(Extracted data entries)
· · · · ·

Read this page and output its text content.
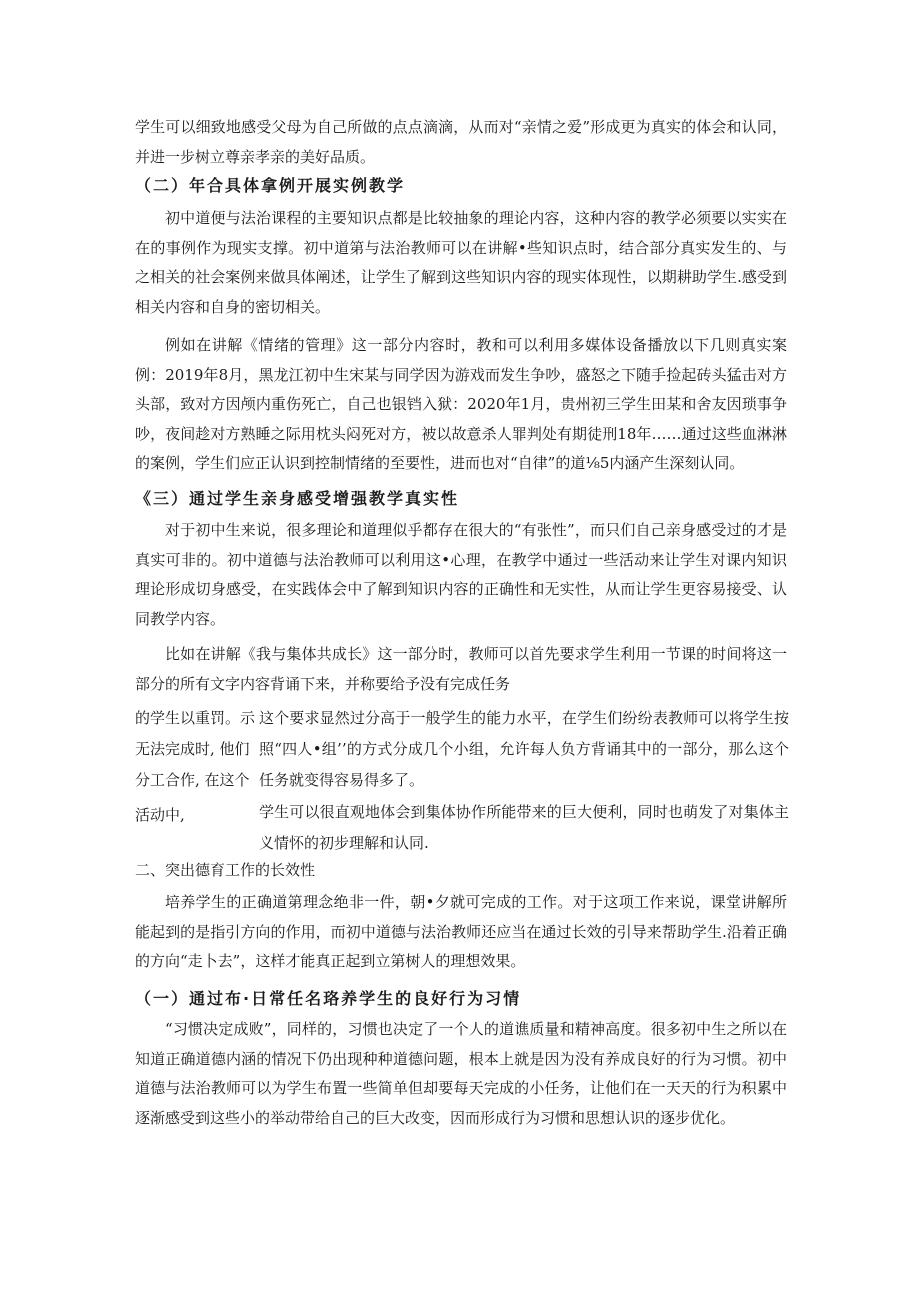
学生可以细致地感受父母为自己所做的点点滴滴，从而对“亲情之爱”形成更为真实的体会和认同，并进一步树立尊亲孝亲的美好品质。

（二）年合具体拿例开展实例教学

初中道便与法治课程的主要知识点都是比较抽象的理论内容，这种内容的教学必须要以实实在在的事例作为现实支撑。初中道第与法治教师可以在讲解•些知识点时，结合部分真实发生的、与之相关的社会案例来做具体阐述，让学生了解到这些知识内容的现实体现性，以期耕助学生.感受到相关内容和自身的密切相关。

例如在讲解《情绪的管理》这一部分内容时，教和可以利用多媒体设备播放以下几则真实案例：2019年8月，黑龙江初中生宋某与同学因为游戏而发生争吵，盛怒之下随手捡起砖头猛击对方头部，致对方因颅内重伤死亡，自己也银铛入狱：2020年1月，贵州初三学生田某和舍友因琐事争吵，夜间趁对方熟睡之际用枕头闷死对方，被以故意杀人罪判处有期徒刑18年……通过这些血淋淋的案例，学生们应正认识到控制情绪的至要性，进而也对“自律”的道⅛5内涵产生深刻认同。

《三）通过学生亲身感受增强教学真实性

对于初中生来说，很多理论和道理似乎都存在很大的“有张性”，而只们自己亲身感受过的才是真实可非的。初中道德与法治教师可以利用这•心理，在教学中通过一些活动来让学生对课内知识理论形成切身感受，在实践体会中了解到知识内容的正确性和无实性，从而让学生更容易接受、认同教学内容。

比如在讲解《我与集体共成长》这一部分时，教师可以首先要求学生利用一节课的时间将这一部分的所有文字内容背诵下来，并称要给予没有完成任务

的学生以重罚。示
无法完成时, 他们
分工合作, 在这个
活动中,

这个要求显然过分高于一般学生的能力水平，在学生们纷纷表教师可以将学生按照“四人•组’’的方式分成几个小组，允许每人负方背诵其中的一部分，那么这个任务就变得容易得多了。

学生可以很直观地体会到集体协作所能带来的巨大便利，同时也萌发了对集体主义情怀的初步理解和认同.

二、突出德育工作的长效性

培养学生的正确道第理念绝非一件，朝•夕就可完成的工作。对于这项工作来说，课堂讲解所能起到的是指引方向的作用，而初中道德与法治教师还应当在通过长效的引导来帮助学生.沿着正确的方向“走卜去”，这样才能真正起到立第树人的理想效果。

（一）通过布·日常任名珞养学生的良好行为习情

“习惯决定成败”，同样的，习惯也决定了一个人的道谯质量和精神高度。很多初中生之所以在知道正确道德内涵的情况下仍出现种种道德问题，根本上就是因为没有养成良好的行为习惯。初中道德与法治教师可以为学生布置一些简单但却要每天完成的小任务，让他们在一天天的行为积累中逐渐感受到这些小的举动带给自己的巨大改变，因而形成行为习惯和思想认识的逐步优化。
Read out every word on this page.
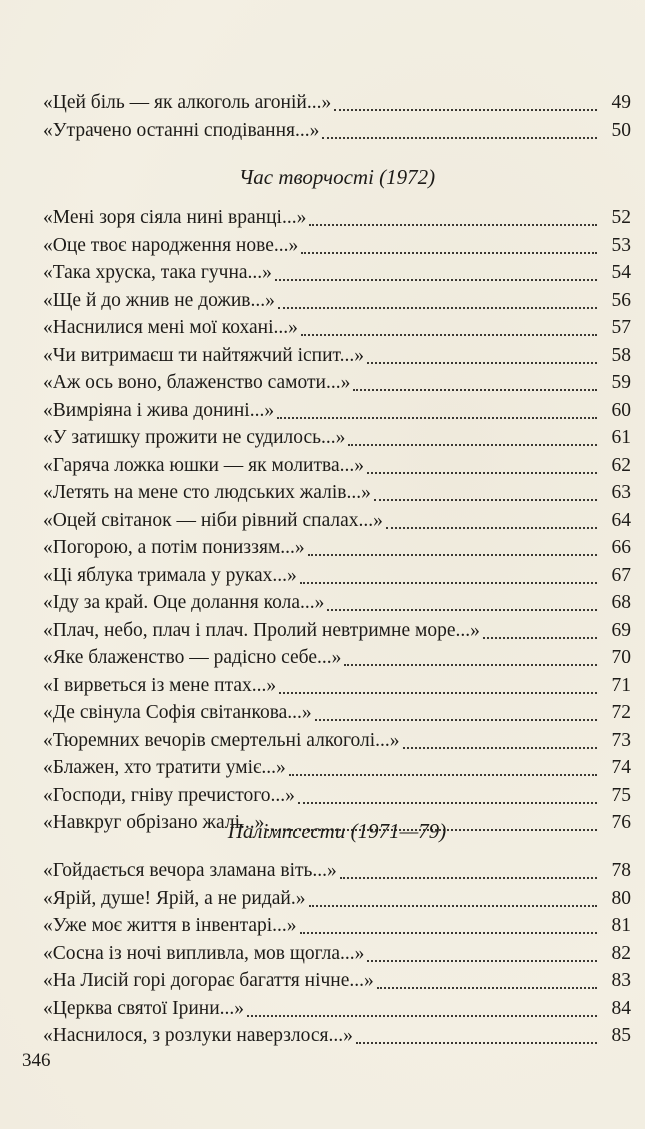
«Цей біль — як алкоголь агоній...»	49
«Утрачено останні сподівання...»	50
Час творчості (1972)
«Мені зоря сіяла нині вранці...»	52
«Оце твоє народження нове...»	53
«Така хруска, така гучна...»	54
«Ще й до жнив не дожив...»	56
«Наснилися мені мої кохані...»	57
«Чи витримаєш ти найтяжчий іспит...»	58
«Аж ось воно, блаженство самоти...»	59
«Вимріяна і жива донині...»	60
«У затишку прожити не судилось...»	61
«Гаряча ложка юшки — як молитва...»	62
«Летять на мене сто людських жалів...»	63
«Оцей світанок — ніби рівний спалах...»	64
«Погорою, а потім пониззям...»	66
«Ці яблука тримала у руках...»	67
«Іду за край. Оце долання кола...»	68
«Плач, небо, плач і плач. Пролий невтримне море...»	69
«Яке блаженство — радісно себе...»	70
«І вирветься із мене птах...»	71
«Де свінула Софія світанкова...»	72
«Тюремних вечорів смертельні алкоголі...»	73
«Блажен, хто тратити уміє...»	74
«Господи, гніву пречистого...»	75
«Навкруг обрізано жалі...»	76
Палімпсести (1971—79)
«Гойдається вечора зламана віть...»	78
«Ярій, душе! Ярій, а не ридай.»	80
«Уже моє життя в інвентарі...»	81
«Сосна із ночі випливла, мов щогла...»	82
«На Лисій горі догорає багаття нічне...»	83
«Церква святої Ірини...»	84
«Наснилося, з розлуки наверзлося...»	85
346
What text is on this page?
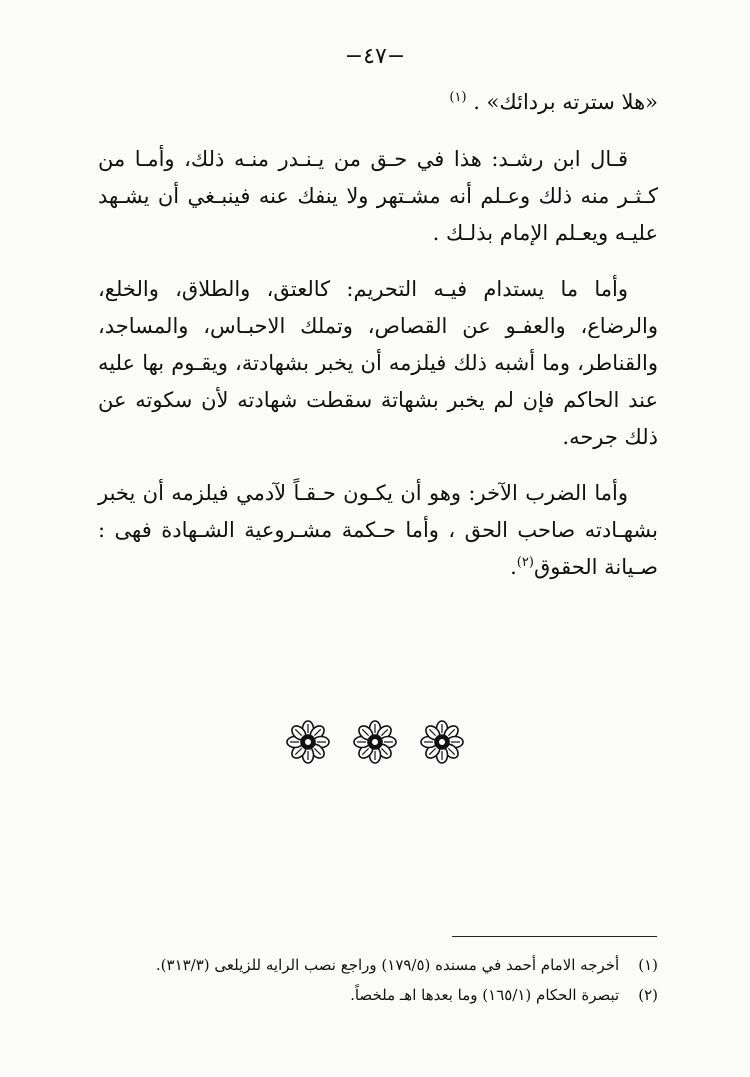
−٤٧−

«هلا سترته بردائك» . $^{(١)}$

قـال ابن رشـد: هذا في حـق من يـنـدر منـه ذلك، وأمـا من كـثـر منه ذلك وعـلم أنه مشـتهر ولا ينفك عنه فينبـغي أن يشـهد عليـه ويعـلم الإمام بذلـك .

وأما ما يستدام فيـه التحريم: كالعتق، والطلاق، والخلع، والرضاع، والعفـو عن القصاص، وتملك الاحبـاس، والمساجد، والقناطر، وما أشبه ذلك فيلزمه أن يخبر بشهادتة، ويقـوم بها عليه عند الحاكم فإن لم يخبر بشهاتة سقطت شهادته لأن سكوته عن ذلك جرحه.

وأما الضرب الآخر: وهو أن يكـون حـقـاً لآدمي فيلزمه أن يخبر بشهـادته صاحب الحق ، وأما حـكمة مشـروعية الشـهادة فهى : صـيانة الحقوق$^{(٢)}$.

(١) أخرجه الامام أحمد في مسنده (١٧٩/٥) وراجع نصب الرايه للزيلعى (٣١٣/٣).
(٢) تبصرة الحكام (١٦٥/١) وما بعدها اهـ ملخصاً.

· · · · ·

▸ **Instructions for the task**
Every line of the material is to be quoted exactly, with no pictures carried over.

▸ **Exercise answer**
Read this page and output its text content.
学生可以细致地感受父母为自己所做的点点滴滴，从而对“亲情之爱”形成更为真实的体会和认同，并进一步树立尊亲孝亲的美好品质。

（二）年合具体拿例开展实例教学

初中道便与法治课程的主要知识点都是比较抽象的理论内容，这种内容的教学必须要以实实在在的事例作为现实支撑。初中道第与法治教师可以在讲解•些知识点时，结合部分真实发生的、与之相关的社会案例来做具体阐述，让学生了解到这些知识内容的现实体现性，以期耕助学生.感受到相关内容和自身的密切相关。

例如在讲解《情绪的管理》这一部分内容时，教和可以利用多媒体设备播放以下几则真实案例：2019年8月，黑龙江初中生宋某与同学因为游戏而发生争吵，盛怒之下随手捡起砖头猛击对方头部，致对方因颅内重伤死亡，自己也银铛入狱：2020年1月，贵州初三学生田某和舍友因琐事争吵，夜间趁对方熟睡之际用枕头闷死对方，被以故意杀人罪判处有期徒刑18年……通过这些血淋淋的案例，学生们应正认识到控制情绪的至要性，进而也对“自律”的道⅛5内涵产生深刻认同。

《三）通过学生亲身感受增强教学真实性

对于初中生来说，很多理论和道理似乎都存在很大的“有张性”，而只们自己亲身感受过的才是真实可非的。初中道德与法治教师可以利用这•心理，在教学中通过一些活动来让学生对课内知识理论形成切身感受，在实践体会中了解到知识内容的正确性和无实性，从而让学生更容易接受、认同教学内容。

比如在讲解《我与集体共成长》这一部分时，教师可以首先要求学生利用一节课的时间将这一部分的所有文字内容背诵下来，并称要给予没有完成任务

的学生以重罚。示
无法完成时, 他们
分工合作, 在这个
活动中,

这个要求显然过分高于一般学生的能力水平，在学生们纷纷表教师可以将学生按照“四人•组’’的方式分成几个小组，允许每人负方背诵其中的一部分，那么这个任务就变得容易得多了。

学生可以很直观地体会到集体协作所能带来的巨大便利，同时也萌发了对集体主义情怀的初步理解和认同.

二、突出德育工作的长效性

培养学生的正确道第理念绝非一件，朝•夕就可完成的工作。对于这项工作来说，课堂讲解所能起到的是指引方向的作用，而初中道德与法治教师还应当在通过长效的引导来帮助学生.沿着正确的方向“走卜去”，这样才能真正起到立第树人的理想效果。

（一）通过布·日常任名珞养学生的良好行为习情

“习惯决定成败”，同样的，习惯也决定了一个人的道谯质量和精神高度。很多初中生之所以在知道正确道德内涵的情况下仍出现种种道德问题，根本上就是因为没有养成良好的行为习惯。初中道德与法治教师可以为学生布置一些简单但却要每天完成的小任务，让他们在一天天的行为积累中逐渐感受到这些小的举动带给自己的巨大改变，因而形成行为习惯和思想认识的逐步优化。
Read out every word on this page.
«Цей біль — як алкоголь агоній...»	49
«Утрачено останні сподівання...»	50
Час творчості (1972)
«Мені зоря сіяла нині вранці...»	52
«Оце твоє народження нове...»	53
«Така хруска, така гучна...»	54
«Ще й до жнив не дожив...»	56
«Наснилися мені мої кохані...»	57
«Чи витримаєш ти найтяжчий іспит...»	58
«Аж ось воно, блаженство самоти...»	59
«Вимріяна і жива донині...»	60
«У затишку прожити не судилось...»	61
«Гаряча ложка юшки — як молитва...»	62
«Летять на мене сто людських жалів...»	63
«Оцей світанок — ніби рівний спалах...»	64
«Погорою, а потім пониззям...»	66
«Ці яблука тримала у руках...»	67
«Іду за край. Оце долання кола...»	68
«Плач, небо, плач і плач. Пролий невтримне море...»	69
«Яке блаженство — радісно себе...»	70
«І вирветься із мене птах...»	71
«Де свінула Софія світанкова...»	72
«Тюремних вечорів смертельні алкоголі...»	73
«Блажен, хто тратити уміє...»	74
«Господи, гніву пречистого...»	75
«Навкруг обрізано жалі...»	76
Палімпсести (1971—79)
«Гойдається вечора зламана віть...»	78
«Ярій, душе! Ярій, а не ридай.»	80
«Уже моє життя в інвентарі...»	81
«Сосна із ночі випливла, мов щогла...»	82
«На Лисій горі догорає багаття нічне...»	83
«Церква святої Ірини...»	84
«Наснилося, з розлуки наверзлося...»	85
346
What text is on this page?
−٤٧−

«هلا سترته بردائك» . $^{(١)}$

قـال ابن رشـد: هذا في حـق من يـنـدر منـه ذلك، وأمـا من كـثـر منه ذلك وعـلم أنه مشـتهر ولا ينفك عنه فينبـغي أن يشـهد عليـه ويعـلم الإمام بذلـك .

وأما ما يستدام فيـه التحريم: كالعتق، والطلاق، والخلع، والرضاع، والعفـو عن القصاص، وتملك الاحبـاس، والمساجد، والقناطر، وما أشبه ذلك فيلزمه أن يخبر بشهادتة، ويقـوم بها عليه عند الحاكم فإن لم يخبر بشهاتة سقطت شهادته لأن سكوته عن ذلك جرحه.

وأما الضرب الآخر: وهو أن يكـون حـقـاً لآدمي فيلزمه أن يخبر بشهـادته صاحب الحق ، وأما حـكمة مشـروعية الشـهادة فهى : صـيانة الحقوق$^{(٢)}$.

(١) أخرجه الامام أحمد في مسنده (١٧٩/٥) وراجع نصب الرايه للزيلعى (٣١٣/٣).
(٢) تبصرة الحكام (١٦٥/١) وما بعدها اهـ ملخصاً.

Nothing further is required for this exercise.